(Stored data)
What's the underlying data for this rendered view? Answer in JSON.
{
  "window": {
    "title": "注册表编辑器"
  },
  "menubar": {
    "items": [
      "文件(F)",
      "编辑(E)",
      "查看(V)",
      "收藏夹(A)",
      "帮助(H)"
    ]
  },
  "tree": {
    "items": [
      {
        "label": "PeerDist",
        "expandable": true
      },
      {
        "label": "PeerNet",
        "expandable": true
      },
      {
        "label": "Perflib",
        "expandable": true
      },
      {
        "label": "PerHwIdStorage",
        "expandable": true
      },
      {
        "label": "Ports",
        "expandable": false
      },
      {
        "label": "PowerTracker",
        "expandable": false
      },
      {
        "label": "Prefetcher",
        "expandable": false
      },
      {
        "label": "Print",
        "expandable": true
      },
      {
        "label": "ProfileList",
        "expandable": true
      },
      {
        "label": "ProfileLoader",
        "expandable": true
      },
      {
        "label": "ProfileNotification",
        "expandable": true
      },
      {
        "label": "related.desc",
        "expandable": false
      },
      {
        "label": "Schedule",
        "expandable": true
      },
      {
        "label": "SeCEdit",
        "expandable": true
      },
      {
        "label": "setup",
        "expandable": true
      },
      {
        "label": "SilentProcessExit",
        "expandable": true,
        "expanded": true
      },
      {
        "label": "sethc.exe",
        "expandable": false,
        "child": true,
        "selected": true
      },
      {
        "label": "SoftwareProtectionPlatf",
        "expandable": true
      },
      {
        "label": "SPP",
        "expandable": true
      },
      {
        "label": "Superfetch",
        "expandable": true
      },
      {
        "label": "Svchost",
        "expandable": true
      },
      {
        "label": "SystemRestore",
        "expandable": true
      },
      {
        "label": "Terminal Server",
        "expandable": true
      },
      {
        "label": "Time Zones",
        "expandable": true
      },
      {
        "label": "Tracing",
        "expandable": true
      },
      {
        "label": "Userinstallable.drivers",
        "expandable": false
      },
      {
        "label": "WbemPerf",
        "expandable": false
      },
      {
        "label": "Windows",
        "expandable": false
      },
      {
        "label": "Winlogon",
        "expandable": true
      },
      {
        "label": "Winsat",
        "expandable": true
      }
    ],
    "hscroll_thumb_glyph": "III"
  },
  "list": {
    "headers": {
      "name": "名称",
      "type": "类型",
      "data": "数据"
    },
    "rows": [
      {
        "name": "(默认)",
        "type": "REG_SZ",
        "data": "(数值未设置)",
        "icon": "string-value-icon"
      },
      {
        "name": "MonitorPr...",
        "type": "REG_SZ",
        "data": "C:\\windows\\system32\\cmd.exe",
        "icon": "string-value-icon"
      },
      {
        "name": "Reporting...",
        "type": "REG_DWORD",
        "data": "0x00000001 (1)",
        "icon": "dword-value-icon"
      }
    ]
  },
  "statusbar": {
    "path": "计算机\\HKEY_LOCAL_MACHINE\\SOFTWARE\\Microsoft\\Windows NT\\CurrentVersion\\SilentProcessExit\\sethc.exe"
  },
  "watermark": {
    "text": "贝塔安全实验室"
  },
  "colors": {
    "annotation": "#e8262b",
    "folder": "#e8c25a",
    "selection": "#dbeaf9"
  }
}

* Your task
From the entries, copy out each line containing the word "name".

* Result of this exercise
      "name": "名称",
        "name": "(默认)",
        "name": "MonitorPr...",
        "name": "Reporting...",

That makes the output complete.